◆ AIM ◆
Pictures excluded, retype the lines from the one containing "Convert this chart to structured JSON data." through the last line of the data below, both included.

——

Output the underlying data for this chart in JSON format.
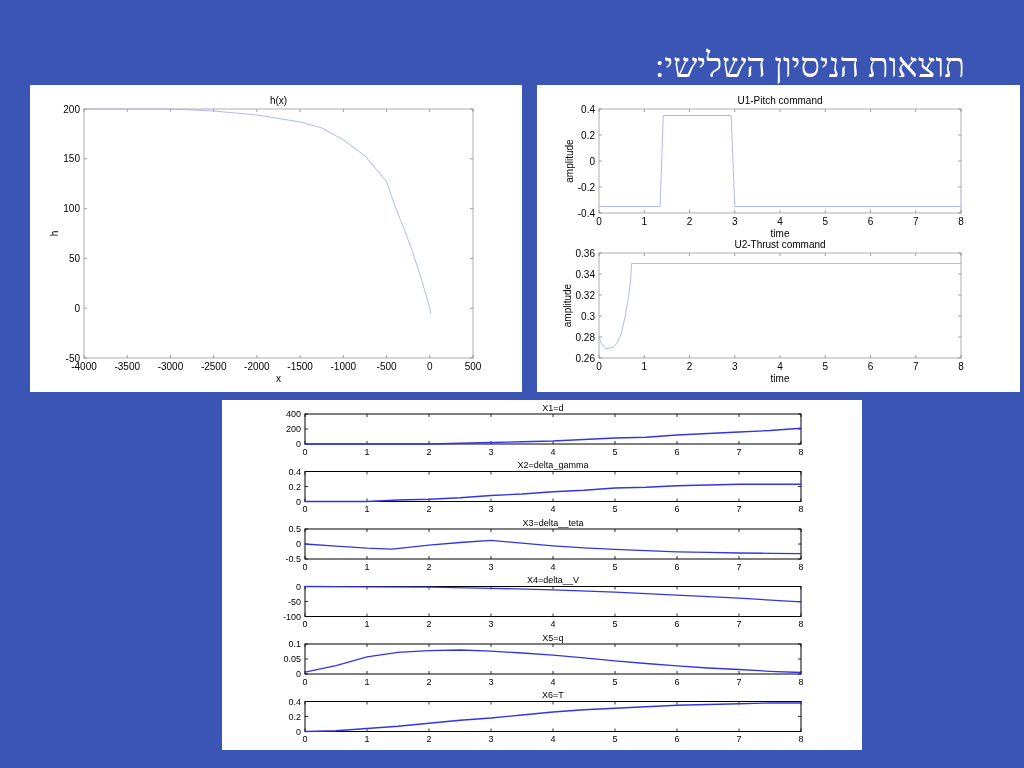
{
  "chart_data": [
    {
      "type": "other",
      "title": "תוצאות הניסיון השלישי:"
    },
    {
      "type": "line",
      "title": "h(x)",
      "xlabel": "x",
      "ylabel": "h",
      "color": "#a9b1ee",
      "x": [
        -4000,
        -3500,
        -3000,
        -2500,
        -2000,
        -1500,
        -1250,
        -1000,
        -750,
        -500,
        -400,
        -300,
        -200,
        -100,
        0,
        10
      ],
      "values": [
        200,
        200,
        200,
        198,
        194,
        187,
        181,
        169,
        153,
        127,
        102,
        80,
        57,
        30,
        0,
        -5
      ],
      "xlim": [
        -4000,
        500
      ],
      "ylim": [
        -50,
        200
      ],
      "xticks": [
        -4000,
        -3500,
        -3000,
        -2500,
        -2000,
        -1500,
        -1000,
        -500,
        0,
        500
      ],
      "yticks": [
        -50,
        0,
        50,
        100,
        150,
        200
      ]
    },
    {
      "type": "line",
      "title": "U1-Pitch command",
      "xlabel": "time",
      "ylabel": "amplitude",
      "color": "#a9b1ee",
      "x": [
        0,
        1.35,
        1.42,
        2.92,
        3.0,
        8
      ],
      "values": [
        -0.35,
        -0.35,
        0.35,
        0.35,
        -0.35,
        -0.35
      ],
      "xlim": [
        0,
        8
      ],
      "ylim": [
        -0.4,
        0.4
      ],
      "xticks": [
        0,
        1,
        2,
        3,
        4,
        5,
        6,
        7,
        8
      ],
      "yticks": [
        -0.4,
        -0.2,
        0,
        0.2,
        0.4
      ]
    },
    {
      "type": "line",
      "title": "U2-Thrust command",
      "xlabel": "time",
      "ylabel": "amplitude",
      "color": "#a9b1ee",
      "x": [
        0,
        0.05,
        0.15,
        0.3,
        0.4,
        0.5,
        0.57,
        0.65,
        0.7,
        0.72,
        8
      ],
      "values": [
        0.28,
        0.274,
        0.269,
        0.27,
        0.274,
        0.284,
        0.298,
        0.317,
        0.335,
        0.35,
        0.35
      ],
      "xlim": [
        0,
        8
      ],
      "ylim": [
        0.26,
        0.36
      ],
      "xticks": [
        0,
        1,
        2,
        3,
        4,
        5,
        6,
        7,
        8
      ],
      "yticks": [
        0.26,
        0.28,
        0.3,
        0.32,
        0.34,
        0.36
      ]
    },
    {
      "type": "line",
      "title": "X1=d",
      "color": "#3434e6",
      "x": [
        0,
        1,
        2,
        2.5,
        3,
        3.5,
        4,
        4.5,
        5,
        5.5,
        6,
        6.5,
        7,
        7.5,
        8
      ],
      "values": [
        0,
        0,
        0,
        10,
        20,
        30,
        40,
        60,
        80,
        90,
        120,
        140,
        160,
        180,
        210
      ],
      "xlim": [
        0,
        8
      ],
      "ylim": [
        0,
        400
      ],
      "xticks": [
        0,
        1,
        2,
        3,
        4,
        5,
        6,
        7,
        8
      ],
      "yticks": [
        0,
        200,
        400
      ]
    },
    {
      "type": "line",
      "title": "X2=delta_gamma",
      "color": "#3434e6",
      "x": [
        0,
        0.5,
        1,
        1.5,
        2,
        2.5,
        3,
        3.5,
        4,
        4.5,
        5,
        5.5,
        6,
        6.5,
        7,
        7.5,
        8
      ],
      "values": [
        0,
        0,
        0,
        0.02,
        0.03,
        0.05,
        0.08,
        0.1,
        0.13,
        0.15,
        0.18,
        0.19,
        0.21,
        0.22,
        0.23,
        0.23,
        0.23
      ],
      "xlim": [
        0,
        8
      ],
      "ylim": [
        0,
        0.4
      ],
      "xticks": [
        0,
        1,
        2,
        3,
        4,
        5,
        6,
        7,
        8
      ],
      "yticks": [
        0,
        0.2,
        0.4
      ]
    },
    {
      "type": "line",
      "title": "X3=delta__teta",
      "color": "#3434e6",
      "x": [
        0,
        0.5,
        1,
        1.4,
        2,
        2.5,
        3,
        3.5,
        4,
        4.5,
        5,
        5.5,
        6,
        6.5,
        7,
        7.5,
        8
      ],
      "values": [
        0,
        -0.07,
        -0.14,
        -0.17,
        -0.04,
        0.05,
        0.12,
        0.03,
        -0.06,
        -0.13,
        -0.18,
        -0.22,
        -0.26,
        -0.28,
        -0.3,
        -0.31,
        -0.32
      ],
      "xlim": [
        0,
        8
      ],
      "ylim": [
        -0.5,
        0.5
      ],
      "xticks": [
        0,
        1,
        2,
        3,
        4,
        5,
        6,
        7,
        8
      ],
      "yticks": [
        -0.5,
        0,
        0.5
      ]
    },
    {
      "type": "line",
      "title": "X4=delta__V",
      "color": "#3434e6",
      "x": [
        0,
        1,
        2,
        3,
        4,
        5,
        6,
        7,
        8
      ],
      "values": [
        0,
        -1,
        -2,
        -6,
        -11,
        -19,
        -29,
        -39,
        -51
      ],
      "xlim": [
        0,
        8
      ],
      "ylim": [
        -100,
        0
      ],
      "xticks": [
        0,
        1,
        2,
        3,
        4,
        5,
        6,
        7,
        8
      ],
      "yticks": [
        -100,
        -50,
        0
      ]
    },
    {
      "type": "line",
      "title": "X5=q",
      "color": "#3434e6",
      "x": [
        0,
        0.5,
        1,
        1.5,
        2,
        2.5,
        3,
        3.5,
        4,
        4.5,
        5,
        5.5,
        6,
        6.5,
        7,
        7.5,
        8
      ],
      "values": [
        0.006,
        0.028,
        0.057,
        0.072,
        0.078,
        0.08,
        0.076,
        0.07,
        0.063,
        0.054,
        0.044,
        0.035,
        0.027,
        0.02,
        0.015,
        0.009,
        0.005
      ],
      "xlim": [
        0,
        8
      ],
      "ylim": [
        0,
        0.1
      ],
      "xticks": [
        0,
        1,
        2,
        3,
        4,
        5,
        6,
        7,
        8
      ],
      "yticks": [
        0,
        0.05,
        0.1
      ]
    },
    {
      "type": "line",
      "title": "X6=T",
      "color": "#3434e6",
      "x": [
        0,
        0.5,
        1,
        1.5,
        2,
        2.5,
        3,
        3.5,
        4,
        4.5,
        5,
        5.5,
        6,
        6.5,
        7,
        7.5,
        8
      ],
      "values": [
        0,
        0.01,
        0.04,
        0.07,
        0.11,
        0.15,
        0.18,
        0.22,
        0.26,
        0.29,
        0.31,
        0.33,
        0.35,
        0.36,
        0.37,
        0.38,
        0.38
      ],
      "xlim": [
        0,
        8
      ],
      "ylim": [
        0,
        0.4
      ],
      "xticks": [
        0,
        1,
        2,
        3,
        4,
        5,
        6,
        7,
        8
      ],
      "yticks": [
        0,
        0.2,
        0.4
      ]
    }
  ]
}
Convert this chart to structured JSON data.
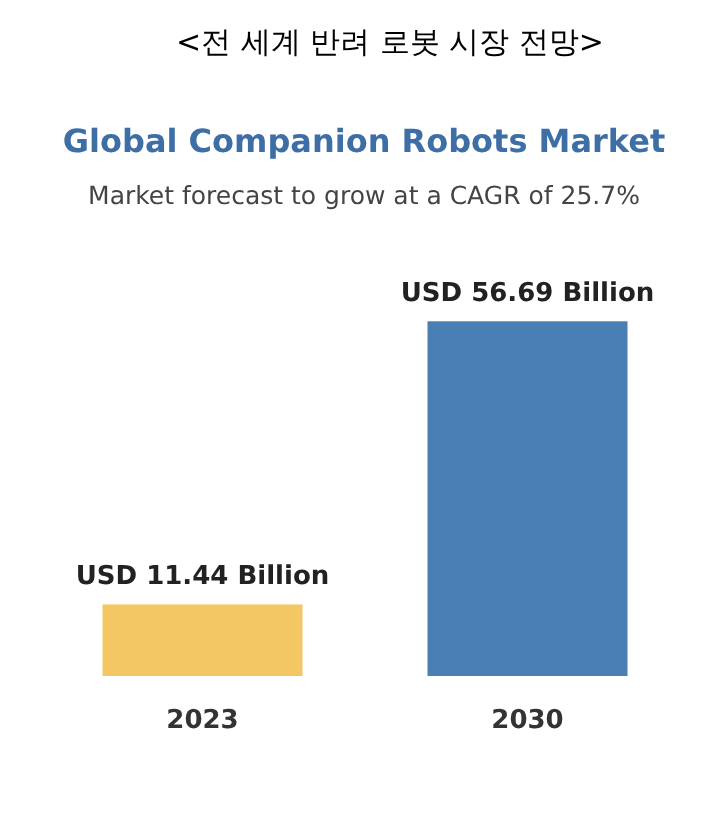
{
  "chart_data": {
    "type": "bar",
    "title": "<전 세계 반려 로봇 시장 전망>",
    "subtitle": "Global Companion Robots Market",
    "annotations": [
      "Market forecast to grow at a CAGR of 25.7%"
    ],
    "categories": [
      "2023",
      "2030"
    ],
    "tick_labels": "x",
    "values": [
      11.44,
      56.69
    ],
    "colors": [
      "#f3c763",
      "#4a7fb5"
    ],
    "value_labels": [
      "USD 11.44 Billion",
      "USD 56.69 Billion"
    ]
  }
}
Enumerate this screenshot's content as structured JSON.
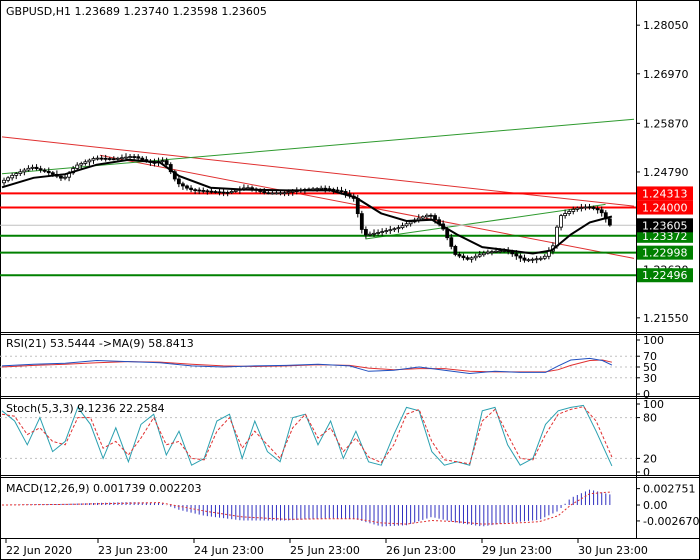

——

◆ TASK RESPONSE ◆
Convert this chart to structured JSON data.
{
  "chart_data": {
    "type": "bar",
    "title": "<전 세계 반려 로봇 시장 전망>",
    "subtitle": "Global Companion Robots Market",
    "annotations": [
      "Market forecast to grow at a CAGR of 25.7%"
    ],
    "categories": [
      "2023",
      "2030"
    ],
    "tick_labels": "x",
    "values": [
      11.44,
      56.69
    ],
    "colors": [
      "#f3c763",
      "#4a7fb5"
    ],
    "value_labels": [
      "USD 11.44 Billion",
      "USD 56.69 Billion"
    ]
  }
}
Enumerate this screenshot's content as structured JSON.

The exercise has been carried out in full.